WRITTEN TASK:
In the article on drone strikes in Yemen below, please list each problem named in the sentence beginning "Yemen suffers from a multitude of problems including".

#### TEXT PROVIDED

The New York Times quoted US officials as saying that the attacks had been carried out by drones operated by the CIA, but an agency spokesman declined to comment. Other officials said US Special Operations personnel had supported the Yemeni attacks on the ground with intelligence and possibly logistical assistance. The Pentagon declined to discuss the operations. The US has been reported as using Saudi bases for drone operations.

Al-Qaida has suffered heavy losses in Pakistan and Afghanistan in recent years. But Yemen has become the organisation's most important centre since it was effectively defeated in Saudi Arabia.

The US has been criticised for using drone strikes that terrorise local communities and thus encourage, rather than crush, extremism. Experts have noted a sharp increase in support for al-Qaida since the drone campaign started in 2003, suggesting a backlash that has in fact boosted recruitment.

"The fact that both the Yemeni and the US governments have relied too heavily on the use of drones as an expedient way to postpone the resolution of the problem rather than having a proper, comprehensive approach to the problem, has contributed to the expansion of al-Qaida in Yemen," the commentator Abdulghani al-Iryani told Reuters.

The Long War Journal reported that there have been 11 strikes this year, including four this month, but that there were only 26 in 2013 – down from 41 in 2012.

The government acknowledged that three civilians were killed in Saturday's strike in al-Bayda province – the scene of a controversial attack last December in which security officials said 15 people on their way to a wedding were killed.

Yemen suffers from a multitude of problems including extreme poverty, illiteracy, a weak central government, corruption and poorly equipped security forces. The poorest country in the Arab world has a rapidly growing population and is also running out of both oil and water.

########
#### INFORMATION SUPPLIED

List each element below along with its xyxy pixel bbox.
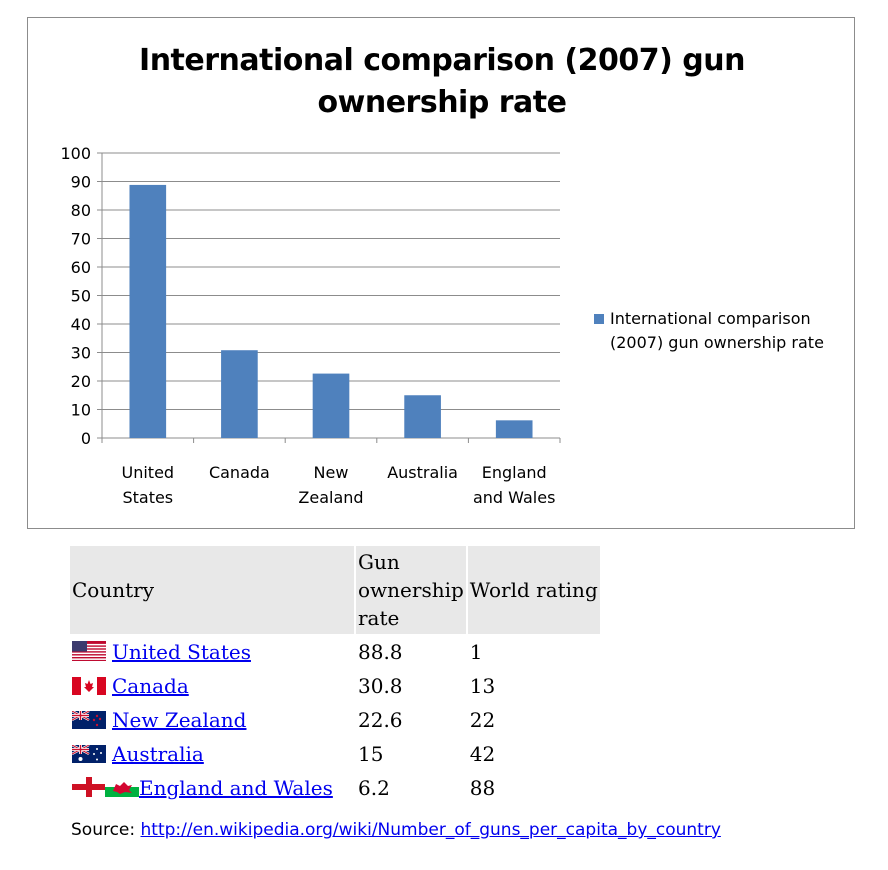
country-cell: Canada <box>70 670 354 702</box>
x-tick-label: Zealand <box>298 488 363 507</box>
country-link-canada[interactable]: Canada <box>112 674 189 698</box>
rate-cell: 6.2 <box>358 776 390 800</box>
chart-frame: International comparison (2007) gun owne… <box>27 17 855 529</box>
chart-title-line-1: International comparison (2007) gun <box>139 43 745 78</box>
y-tick-label: 80 <box>71 201 91 220</box>
x-tick-label: Australia <box>387 463 458 482</box>
x-tick-label: and Wales <box>473 488 555 507</box>
legend-label-line-2: (2007) gun ownership rate <box>610 333 824 352</box>
country-cell: Australia <box>70 738 354 770</box>
england-flag-icon <box>72 777 106 797</box>
rating-cell: 13 <box>469 674 496 698</box>
y-tick-label: 0 <box>81 429 91 448</box>
rating-cell: 88 <box>469 776 496 800</box>
bar-chart: 0 10 20 30 40 50 60 70 80 90 100 United States Canada… <box>60 144 561 507</box>
y-tick-label: 70 <box>71 230 91 249</box>
canada-flag-icon <box>72 677 106 695</box>
legend-label: International comparison (2007) gun owne… <box>610 307 850 355</box>
chart-title: International comparison (2007) gun owne… <box>28 40 856 124</box>
country-cell: New Zealand <box>70 704 354 736</box>
y-tick-label: 60 <box>71 258 91 277</box>
rate-cell: 15 <box>358 742 384 766</box>
table-header-row: Country Gun ownership rate World rating <box>70 546 600 634</box>
rate-cell: 88.8 <box>358 640 403 664</box>
x-tick-label: United <box>122 463 175 482</box>
australia-flag-icon <box>72 745 106 763</box>
table-row: England and Wales 6.2 88 <box>70 772 600 804</box>
wales-flag-icon <box>105 777 139 797</box>
x-tick-label: States <box>122 488 173 507</box>
y-tick-label: 30 <box>71 344 91 363</box>
y-tick-label: 40 <box>71 315 91 334</box>
y-tick-label: 10 <box>71 401 91 420</box>
source-note: Source: http://en.wikipedia.org/wiki/Num… <box>71 818 721 842</box>
country-link-england-and-wales[interactable]: England and Wales <box>139 776 333 800</box>
header-rate-line-2: ownership <box>358 578 464 602</box>
bar <box>312 373 350 438</box>
chart-title-line-2: ownership rate <box>317 85 567 120</box>
country-cell: England and Wales <box>70 772 354 804</box>
bar <box>495 420 533 438</box>
header-rate: Gun ownership rate <box>356 546 466 634</box>
rating-cell: 1 <box>469 640 483 664</box>
y-tick-label: 20 <box>71 372 91 391</box>
table-row: United States 88.8 1 <box>70 636 600 668</box>
gun-ownership-table: Country Gun ownership rate World rating … <box>68 544 602 806</box>
legend-swatch <box>594 314 604 324</box>
country-link-united-states[interactable]: United States <box>112 640 251 664</box>
table-row: Canada 30.8 13 <box>70 670 600 702</box>
header-rate-line-1: Gun <box>358 550 400 574</box>
legend-label-line-1: International comparison <box>610 309 811 328</box>
table-row: New Zealand 22.6 22 <box>70 704 600 736</box>
bar <box>129 184 167 438</box>
header-country: Country <box>70 546 354 634</box>
country-link-new-zealand[interactable]: New Zealand <box>112 708 247 732</box>
bar <box>404 395 441 438</box>
rate-cell: 22.6 <box>358 708 403 732</box>
x-tick-label: England <box>482 463 547 482</box>
header-rate-line-3: rate <box>358 606 400 630</box>
x-tick-label: New <box>314 463 349 482</box>
y-tick-label: 100 <box>60 144 91 163</box>
country-link-australia[interactable]: Australia <box>112 742 204 766</box>
rate-cell: 30.8 <box>358 674 403 698</box>
rating-cell: 42 <box>469 742 496 766</box>
bar <box>221 350 258 438</box>
y-tick-label: 50 <box>71 287 91 306</box>
source-link[interactable]: http://en.wikipedia.org/wiki/Number_of_g… <box>140 820 721 840</box>
source-label: Source: <box>71 820 141 840</box>
header-rating: World rating <box>467 546 600 634</box>
new-zealand-flag-icon <box>72 711 106 729</box>
x-tick-label: Canada <box>209 463 270 482</box>
country-cell: United States <box>70 636 354 668</box>
rating-cell: 22 <box>469 708 496 732</box>
table-row: Australia 15 42 <box>70 738 600 770</box>
y-tick-label: 90 <box>71 173 91 192</box>
usa-flag-icon <box>72 641 106 661</box>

########

EXERCISE SOLUTION:
- Extreme poverty
- Illiteracy
- A weak central government
- Corruption
- Poorly equipped security forces